Print the whole listing exactly.

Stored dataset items
* * * * * * * * *

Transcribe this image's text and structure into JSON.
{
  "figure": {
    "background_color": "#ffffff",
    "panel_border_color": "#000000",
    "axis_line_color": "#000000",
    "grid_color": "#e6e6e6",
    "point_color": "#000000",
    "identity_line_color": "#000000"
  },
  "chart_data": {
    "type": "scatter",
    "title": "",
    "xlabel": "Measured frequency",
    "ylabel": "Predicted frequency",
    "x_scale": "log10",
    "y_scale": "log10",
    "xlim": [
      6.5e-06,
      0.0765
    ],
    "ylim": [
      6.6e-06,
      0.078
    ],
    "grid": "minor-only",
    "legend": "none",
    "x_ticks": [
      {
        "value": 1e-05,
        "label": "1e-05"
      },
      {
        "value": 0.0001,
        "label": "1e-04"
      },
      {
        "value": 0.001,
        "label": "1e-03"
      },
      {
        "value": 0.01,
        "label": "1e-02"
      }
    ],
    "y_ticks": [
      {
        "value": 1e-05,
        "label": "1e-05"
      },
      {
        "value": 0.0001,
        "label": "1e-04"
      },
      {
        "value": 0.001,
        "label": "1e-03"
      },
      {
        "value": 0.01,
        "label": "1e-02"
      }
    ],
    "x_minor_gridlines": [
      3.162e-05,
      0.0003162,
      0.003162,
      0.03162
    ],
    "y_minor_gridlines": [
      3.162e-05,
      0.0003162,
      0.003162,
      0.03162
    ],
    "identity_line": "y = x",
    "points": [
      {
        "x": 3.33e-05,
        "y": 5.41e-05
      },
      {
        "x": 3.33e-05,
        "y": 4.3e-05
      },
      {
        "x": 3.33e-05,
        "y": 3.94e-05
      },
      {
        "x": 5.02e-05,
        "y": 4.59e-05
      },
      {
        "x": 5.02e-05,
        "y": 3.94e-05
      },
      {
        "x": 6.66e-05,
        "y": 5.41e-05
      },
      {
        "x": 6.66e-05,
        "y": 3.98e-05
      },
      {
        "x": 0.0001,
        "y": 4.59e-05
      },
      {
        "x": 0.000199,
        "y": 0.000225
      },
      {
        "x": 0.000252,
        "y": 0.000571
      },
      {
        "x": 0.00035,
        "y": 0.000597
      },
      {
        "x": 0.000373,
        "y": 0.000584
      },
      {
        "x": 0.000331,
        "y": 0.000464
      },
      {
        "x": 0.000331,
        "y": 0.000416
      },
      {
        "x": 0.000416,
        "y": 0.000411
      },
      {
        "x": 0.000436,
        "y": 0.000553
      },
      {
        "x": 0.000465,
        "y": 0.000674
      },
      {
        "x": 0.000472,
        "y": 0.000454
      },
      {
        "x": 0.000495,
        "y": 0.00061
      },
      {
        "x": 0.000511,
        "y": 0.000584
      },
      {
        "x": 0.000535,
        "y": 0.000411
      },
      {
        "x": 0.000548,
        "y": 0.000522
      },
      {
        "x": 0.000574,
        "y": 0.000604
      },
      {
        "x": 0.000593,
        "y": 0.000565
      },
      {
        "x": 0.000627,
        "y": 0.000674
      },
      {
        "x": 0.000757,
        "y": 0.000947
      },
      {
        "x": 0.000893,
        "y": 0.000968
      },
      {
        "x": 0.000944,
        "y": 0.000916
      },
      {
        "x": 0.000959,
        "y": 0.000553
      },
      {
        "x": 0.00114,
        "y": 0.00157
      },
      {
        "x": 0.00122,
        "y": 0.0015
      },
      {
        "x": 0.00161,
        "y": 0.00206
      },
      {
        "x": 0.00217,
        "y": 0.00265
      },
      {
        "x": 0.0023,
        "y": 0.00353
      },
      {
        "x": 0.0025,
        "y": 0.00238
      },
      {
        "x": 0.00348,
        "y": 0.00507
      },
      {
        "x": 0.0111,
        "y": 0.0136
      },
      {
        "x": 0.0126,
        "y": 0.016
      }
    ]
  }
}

* * * * * * * * *

* ANSWER *
Transcribe this image's text and structure into JSON.
{
  "figure": {
    "background_color": "#ffffff",
    "panel_border_color": "#000000",
    "axis_line_color": "#000000",
    "grid_color": "#e6e6e6",
    "point_color": "#000000",
    "identity_line_color": "#000000"
  },
  "chart_data": {
    "type": "scatter",
    "title": "",
    "xlabel": "Measured frequency",
    "ylabel": "Predicted frequency",
    "x_scale": "log10",
    "y_scale": "log10",
    "xlim": [
      6.5e-06,
      0.0765
    ],
    "ylim": [
      6.6e-06,
      0.078
    ],
    "grid": "minor-only",
    "legend": "none",
    "x_ticks": [
      {
        "value": 1e-05,
        "label": "1e-05"
      },
      {
        "value": 0.0001,
        "label": "1e-04"
      },
      {
        "value": 0.001,
        "label": "1e-03"
      },
      {
        "value": 0.01,
        "label": "1e-02"
      }
    ],
    "y_ticks": [
      {
        "value": 1e-05,
        "label": "1e-05"
      },
      {
        "value": 0.0001,
        "label": "1e-04"
      },
      {
        "value": 0.001,
        "label": "1e-03"
      },
      {
        "value": 0.01,
        "label": "1e-02"
      }
    ],
    "x_minor_gridlines": [
      3.162e-05,
      0.0003162,
      0.003162,
      0.03162
    ],
    "y_minor_gridlines": [
      3.162e-05,
      0.0003162,
      0.003162,
      0.03162
    ],
    "identity_line": "y = x",
    "points": [
      {
        "x": 3.33e-05,
        "y": 5.41e-05
      },
      {
        "x": 3.33e-05,
        "y": 4.3e-05
      },
      {
        "x": 3.33e-05,
        "y": 3.94e-05
      },
      {
        "x": 5.02e-05,
        "y": 4.59e-05
      },
      {
        "x": 5.02e-05,
        "y": 3.94e-05
      },
      {
        "x": 6.66e-05,
        "y": 5.41e-05
      },
      {
        "x": 6.66e-05,
        "y": 3.98e-05
      },
      {
        "x": 0.0001,
        "y": 4.59e-05
      },
      {
        "x": 0.000199,
        "y": 0.000225
      },
      {
        "x": 0.000252,
        "y": 0.000571
      },
      {
        "x": 0.00035,
        "y": 0.000597
      },
      {
        "x": 0.000373,
        "y": 0.000584
      },
      {
        "x": 0.000331,
        "y": 0.000464
      },
      {
        "x": 0.000331,
        "y": 0.000416
      },
      {
        "x": 0.000416,
        "y": 0.000411
      },
      {
        "x": 0.000436,
        "y": 0.000553
      },
      {
        "x": 0.000465,
        "y": 0.000674
      },
      {
        "x": 0.000472,
        "y": 0.000454
      },
      {
        "x": 0.000495,
        "y": 0.00061
      },
      {
        "x": 0.000511,
        "y": 0.000584
      },
      {
        "x": 0.000535,
        "y": 0.000411
      },
      {
        "x": 0.000548,
        "y": 0.000522
      },
      {
        "x": 0.000574,
        "y": 0.000604
      },
      {
        "x": 0.000593,
        "y": 0.000565
      },
      {
        "x": 0.000627,
        "y": 0.000674
      },
      {
        "x": 0.000757,
        "y": 0.000947
      },
      {
        "x": 0.000893,
        "y": 0.000968
      },
      {
        "x": 0.000944,
        "y": 0.000916
      },
      {
        "x": 0.000959,
        "y": 0.000553
      },
      {
        "x": 0.00114,
        "y": 0.00157
      },
      {
        "x": 0.00122,
        "y": 0.0015
      },
      {
        "x": 0.00161,
        "y": 0.00206
      },
      {
        "x": 0.00217,
        "y": 0.00265
      },
      {
        "x": 0.0023,
        "y": 0.00353
      },
      {
        "x": 0.0025,
        "y": 0.00238
      },
      {
        "x": 0.00348,
        "y": 0.00507
      },
      {
        "x": 0.0111,
        "y": 0.0136
      },
      {
        "x": 0.0126,
        "y": 0.016
      }
    ]
  }
}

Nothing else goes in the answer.